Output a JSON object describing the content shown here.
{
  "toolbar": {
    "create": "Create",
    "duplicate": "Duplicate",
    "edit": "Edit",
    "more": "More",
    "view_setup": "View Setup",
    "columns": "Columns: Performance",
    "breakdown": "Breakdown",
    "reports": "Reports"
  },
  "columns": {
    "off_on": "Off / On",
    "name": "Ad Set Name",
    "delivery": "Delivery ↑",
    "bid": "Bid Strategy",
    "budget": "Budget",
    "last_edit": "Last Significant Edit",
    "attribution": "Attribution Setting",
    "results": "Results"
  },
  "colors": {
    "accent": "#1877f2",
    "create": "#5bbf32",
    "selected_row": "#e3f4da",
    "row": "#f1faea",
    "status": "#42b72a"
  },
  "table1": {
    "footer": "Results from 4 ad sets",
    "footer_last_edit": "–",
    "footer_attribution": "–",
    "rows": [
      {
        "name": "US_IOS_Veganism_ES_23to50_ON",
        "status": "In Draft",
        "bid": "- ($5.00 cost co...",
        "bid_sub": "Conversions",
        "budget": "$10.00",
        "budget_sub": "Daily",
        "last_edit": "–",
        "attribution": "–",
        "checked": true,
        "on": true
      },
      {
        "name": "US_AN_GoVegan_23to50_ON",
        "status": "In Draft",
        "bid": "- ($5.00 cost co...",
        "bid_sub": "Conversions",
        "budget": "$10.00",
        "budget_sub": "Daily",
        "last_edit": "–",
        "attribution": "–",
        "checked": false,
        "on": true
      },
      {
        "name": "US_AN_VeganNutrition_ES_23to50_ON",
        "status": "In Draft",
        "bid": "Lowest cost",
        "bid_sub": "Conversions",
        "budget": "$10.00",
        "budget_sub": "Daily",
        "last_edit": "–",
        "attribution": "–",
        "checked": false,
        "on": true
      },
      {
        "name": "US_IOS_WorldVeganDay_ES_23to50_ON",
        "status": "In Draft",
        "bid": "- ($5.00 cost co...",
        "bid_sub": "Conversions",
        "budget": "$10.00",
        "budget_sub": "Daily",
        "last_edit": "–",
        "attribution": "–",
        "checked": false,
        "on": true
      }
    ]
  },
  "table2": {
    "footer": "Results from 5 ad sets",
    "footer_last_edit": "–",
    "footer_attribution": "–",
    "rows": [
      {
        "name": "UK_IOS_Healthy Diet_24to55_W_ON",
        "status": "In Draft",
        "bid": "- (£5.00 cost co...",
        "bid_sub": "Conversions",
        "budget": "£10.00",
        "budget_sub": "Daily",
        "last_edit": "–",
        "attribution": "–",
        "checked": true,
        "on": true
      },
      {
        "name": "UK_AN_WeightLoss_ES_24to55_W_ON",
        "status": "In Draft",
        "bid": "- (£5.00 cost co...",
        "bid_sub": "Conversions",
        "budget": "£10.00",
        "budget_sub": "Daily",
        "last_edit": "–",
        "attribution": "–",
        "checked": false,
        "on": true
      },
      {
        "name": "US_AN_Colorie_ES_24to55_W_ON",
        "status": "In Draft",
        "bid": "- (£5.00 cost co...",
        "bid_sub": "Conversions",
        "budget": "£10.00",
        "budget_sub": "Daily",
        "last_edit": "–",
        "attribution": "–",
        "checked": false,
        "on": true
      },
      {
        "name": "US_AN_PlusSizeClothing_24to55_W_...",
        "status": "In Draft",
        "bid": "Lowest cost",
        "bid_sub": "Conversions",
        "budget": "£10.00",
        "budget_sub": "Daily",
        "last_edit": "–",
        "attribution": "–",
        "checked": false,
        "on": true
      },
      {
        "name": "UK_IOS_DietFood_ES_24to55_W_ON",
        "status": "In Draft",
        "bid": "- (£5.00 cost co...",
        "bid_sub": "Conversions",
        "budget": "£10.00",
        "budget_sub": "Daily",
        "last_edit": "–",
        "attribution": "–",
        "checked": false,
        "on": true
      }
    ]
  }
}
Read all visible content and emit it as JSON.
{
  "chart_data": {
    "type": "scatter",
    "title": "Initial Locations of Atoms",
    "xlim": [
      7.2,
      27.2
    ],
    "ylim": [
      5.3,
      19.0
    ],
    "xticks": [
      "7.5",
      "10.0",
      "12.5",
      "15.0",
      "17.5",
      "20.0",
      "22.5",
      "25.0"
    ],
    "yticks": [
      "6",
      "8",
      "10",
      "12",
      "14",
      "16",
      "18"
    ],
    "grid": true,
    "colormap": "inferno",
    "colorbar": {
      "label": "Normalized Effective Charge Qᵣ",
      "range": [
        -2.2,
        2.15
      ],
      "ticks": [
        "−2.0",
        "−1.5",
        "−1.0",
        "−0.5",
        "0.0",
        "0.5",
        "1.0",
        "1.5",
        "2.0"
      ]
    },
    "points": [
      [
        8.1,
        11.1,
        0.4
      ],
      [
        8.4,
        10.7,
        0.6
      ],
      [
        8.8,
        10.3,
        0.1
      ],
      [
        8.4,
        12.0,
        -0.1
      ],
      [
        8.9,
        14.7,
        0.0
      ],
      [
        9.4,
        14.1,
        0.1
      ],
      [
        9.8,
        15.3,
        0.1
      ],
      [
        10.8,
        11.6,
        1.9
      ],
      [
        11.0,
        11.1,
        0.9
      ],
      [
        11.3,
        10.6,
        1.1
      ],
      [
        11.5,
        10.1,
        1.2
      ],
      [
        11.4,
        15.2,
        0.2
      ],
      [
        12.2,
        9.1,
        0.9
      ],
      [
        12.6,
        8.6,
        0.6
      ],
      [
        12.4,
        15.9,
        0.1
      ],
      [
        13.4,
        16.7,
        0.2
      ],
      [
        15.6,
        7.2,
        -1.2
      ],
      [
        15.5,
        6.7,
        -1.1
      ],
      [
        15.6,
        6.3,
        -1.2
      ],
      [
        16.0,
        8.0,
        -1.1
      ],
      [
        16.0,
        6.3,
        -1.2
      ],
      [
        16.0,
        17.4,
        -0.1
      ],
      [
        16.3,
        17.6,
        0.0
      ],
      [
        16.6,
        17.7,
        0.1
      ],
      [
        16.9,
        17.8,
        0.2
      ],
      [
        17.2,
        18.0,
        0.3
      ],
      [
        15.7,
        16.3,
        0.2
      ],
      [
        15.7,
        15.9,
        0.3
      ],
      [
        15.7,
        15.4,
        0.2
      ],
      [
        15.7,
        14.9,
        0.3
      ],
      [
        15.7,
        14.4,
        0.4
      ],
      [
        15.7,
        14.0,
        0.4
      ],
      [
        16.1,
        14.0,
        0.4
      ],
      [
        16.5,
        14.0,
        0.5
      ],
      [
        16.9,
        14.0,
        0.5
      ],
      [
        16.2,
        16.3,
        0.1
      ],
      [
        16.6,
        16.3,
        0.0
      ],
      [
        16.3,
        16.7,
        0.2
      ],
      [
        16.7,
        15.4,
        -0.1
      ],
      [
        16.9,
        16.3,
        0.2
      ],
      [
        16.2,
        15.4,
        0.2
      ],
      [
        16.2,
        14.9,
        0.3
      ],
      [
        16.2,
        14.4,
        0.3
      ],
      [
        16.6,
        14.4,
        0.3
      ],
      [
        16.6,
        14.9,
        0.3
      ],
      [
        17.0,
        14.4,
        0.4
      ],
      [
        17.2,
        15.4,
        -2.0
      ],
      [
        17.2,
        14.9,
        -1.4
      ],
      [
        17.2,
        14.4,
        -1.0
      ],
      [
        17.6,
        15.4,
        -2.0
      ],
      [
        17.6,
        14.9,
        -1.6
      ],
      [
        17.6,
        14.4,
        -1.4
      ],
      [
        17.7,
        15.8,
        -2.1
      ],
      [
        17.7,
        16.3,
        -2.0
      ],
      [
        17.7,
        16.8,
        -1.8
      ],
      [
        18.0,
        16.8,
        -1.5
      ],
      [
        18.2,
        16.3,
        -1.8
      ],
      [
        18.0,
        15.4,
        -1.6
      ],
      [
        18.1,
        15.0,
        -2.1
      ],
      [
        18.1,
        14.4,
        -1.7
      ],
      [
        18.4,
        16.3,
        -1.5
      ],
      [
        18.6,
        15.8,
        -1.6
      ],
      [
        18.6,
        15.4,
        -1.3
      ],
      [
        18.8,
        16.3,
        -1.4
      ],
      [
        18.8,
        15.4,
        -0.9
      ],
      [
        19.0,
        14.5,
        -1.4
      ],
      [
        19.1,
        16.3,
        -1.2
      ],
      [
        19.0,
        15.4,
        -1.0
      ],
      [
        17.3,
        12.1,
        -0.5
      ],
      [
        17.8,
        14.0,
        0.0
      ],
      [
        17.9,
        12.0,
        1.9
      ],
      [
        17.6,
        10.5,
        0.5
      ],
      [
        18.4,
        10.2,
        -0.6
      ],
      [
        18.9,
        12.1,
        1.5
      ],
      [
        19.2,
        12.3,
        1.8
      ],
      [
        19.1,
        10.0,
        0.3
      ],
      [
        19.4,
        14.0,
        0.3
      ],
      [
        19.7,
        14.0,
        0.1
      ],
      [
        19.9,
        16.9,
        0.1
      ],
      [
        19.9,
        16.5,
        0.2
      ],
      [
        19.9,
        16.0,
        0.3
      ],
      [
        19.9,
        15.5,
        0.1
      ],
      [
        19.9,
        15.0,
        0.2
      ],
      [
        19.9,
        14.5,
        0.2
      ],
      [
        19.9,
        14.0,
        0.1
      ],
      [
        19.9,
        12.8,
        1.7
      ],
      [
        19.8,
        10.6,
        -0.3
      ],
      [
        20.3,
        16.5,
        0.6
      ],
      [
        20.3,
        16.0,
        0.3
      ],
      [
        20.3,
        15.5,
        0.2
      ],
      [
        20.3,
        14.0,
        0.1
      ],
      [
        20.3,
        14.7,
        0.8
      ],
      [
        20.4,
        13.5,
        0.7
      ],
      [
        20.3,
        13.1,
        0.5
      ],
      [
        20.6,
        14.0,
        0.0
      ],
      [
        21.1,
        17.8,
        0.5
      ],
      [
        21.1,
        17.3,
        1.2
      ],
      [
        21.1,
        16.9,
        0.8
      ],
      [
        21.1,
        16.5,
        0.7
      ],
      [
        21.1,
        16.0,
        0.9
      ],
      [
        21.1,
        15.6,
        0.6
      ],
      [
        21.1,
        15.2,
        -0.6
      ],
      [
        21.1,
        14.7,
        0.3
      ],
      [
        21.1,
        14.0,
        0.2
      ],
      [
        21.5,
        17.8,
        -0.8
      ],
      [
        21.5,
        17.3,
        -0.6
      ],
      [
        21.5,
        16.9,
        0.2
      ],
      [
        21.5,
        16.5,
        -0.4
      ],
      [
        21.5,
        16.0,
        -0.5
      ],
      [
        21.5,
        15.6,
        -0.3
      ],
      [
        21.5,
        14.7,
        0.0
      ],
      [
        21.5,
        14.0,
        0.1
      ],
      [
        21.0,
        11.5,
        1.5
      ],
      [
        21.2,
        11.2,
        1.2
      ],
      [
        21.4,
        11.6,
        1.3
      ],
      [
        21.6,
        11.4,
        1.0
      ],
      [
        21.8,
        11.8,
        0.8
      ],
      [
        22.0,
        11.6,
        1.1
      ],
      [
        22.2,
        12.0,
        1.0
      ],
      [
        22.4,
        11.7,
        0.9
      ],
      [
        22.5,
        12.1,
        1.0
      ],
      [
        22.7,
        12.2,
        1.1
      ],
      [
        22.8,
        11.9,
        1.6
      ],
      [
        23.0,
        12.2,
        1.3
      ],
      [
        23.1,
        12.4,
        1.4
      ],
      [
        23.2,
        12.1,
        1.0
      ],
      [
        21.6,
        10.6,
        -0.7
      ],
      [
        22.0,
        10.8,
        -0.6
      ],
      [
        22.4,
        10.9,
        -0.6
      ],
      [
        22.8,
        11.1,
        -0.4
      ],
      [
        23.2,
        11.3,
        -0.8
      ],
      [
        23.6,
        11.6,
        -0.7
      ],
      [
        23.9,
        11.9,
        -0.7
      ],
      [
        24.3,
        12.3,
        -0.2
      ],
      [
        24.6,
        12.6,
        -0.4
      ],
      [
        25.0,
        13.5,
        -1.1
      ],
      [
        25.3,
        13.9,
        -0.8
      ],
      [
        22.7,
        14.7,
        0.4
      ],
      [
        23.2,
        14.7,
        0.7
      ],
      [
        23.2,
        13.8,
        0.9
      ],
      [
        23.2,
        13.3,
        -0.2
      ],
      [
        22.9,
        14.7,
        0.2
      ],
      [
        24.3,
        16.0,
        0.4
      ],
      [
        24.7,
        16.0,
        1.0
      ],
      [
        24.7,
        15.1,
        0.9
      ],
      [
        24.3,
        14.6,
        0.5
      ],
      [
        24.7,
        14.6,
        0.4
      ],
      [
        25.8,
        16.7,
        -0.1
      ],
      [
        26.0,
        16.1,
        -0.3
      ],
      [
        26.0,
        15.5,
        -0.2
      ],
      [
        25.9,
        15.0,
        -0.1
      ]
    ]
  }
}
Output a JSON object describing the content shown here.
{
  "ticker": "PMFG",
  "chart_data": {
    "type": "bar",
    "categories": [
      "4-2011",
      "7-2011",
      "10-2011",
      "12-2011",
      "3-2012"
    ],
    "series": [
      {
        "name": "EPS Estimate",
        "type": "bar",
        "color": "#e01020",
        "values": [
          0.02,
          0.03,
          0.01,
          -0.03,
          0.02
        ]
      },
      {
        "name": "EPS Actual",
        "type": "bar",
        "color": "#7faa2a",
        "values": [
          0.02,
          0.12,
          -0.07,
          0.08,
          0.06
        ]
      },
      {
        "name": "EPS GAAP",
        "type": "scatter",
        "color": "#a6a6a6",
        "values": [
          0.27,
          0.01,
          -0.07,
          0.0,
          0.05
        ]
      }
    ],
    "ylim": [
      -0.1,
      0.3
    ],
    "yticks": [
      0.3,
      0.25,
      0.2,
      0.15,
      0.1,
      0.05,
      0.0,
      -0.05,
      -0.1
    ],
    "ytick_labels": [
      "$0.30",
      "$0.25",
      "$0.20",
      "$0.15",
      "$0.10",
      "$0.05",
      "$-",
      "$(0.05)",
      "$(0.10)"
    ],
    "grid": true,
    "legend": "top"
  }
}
^^^^
Instructions for the task:
Copy each line above that contains the word "columns".

Response to the task:
    "columns": "Columns: Performance",
  "columns": {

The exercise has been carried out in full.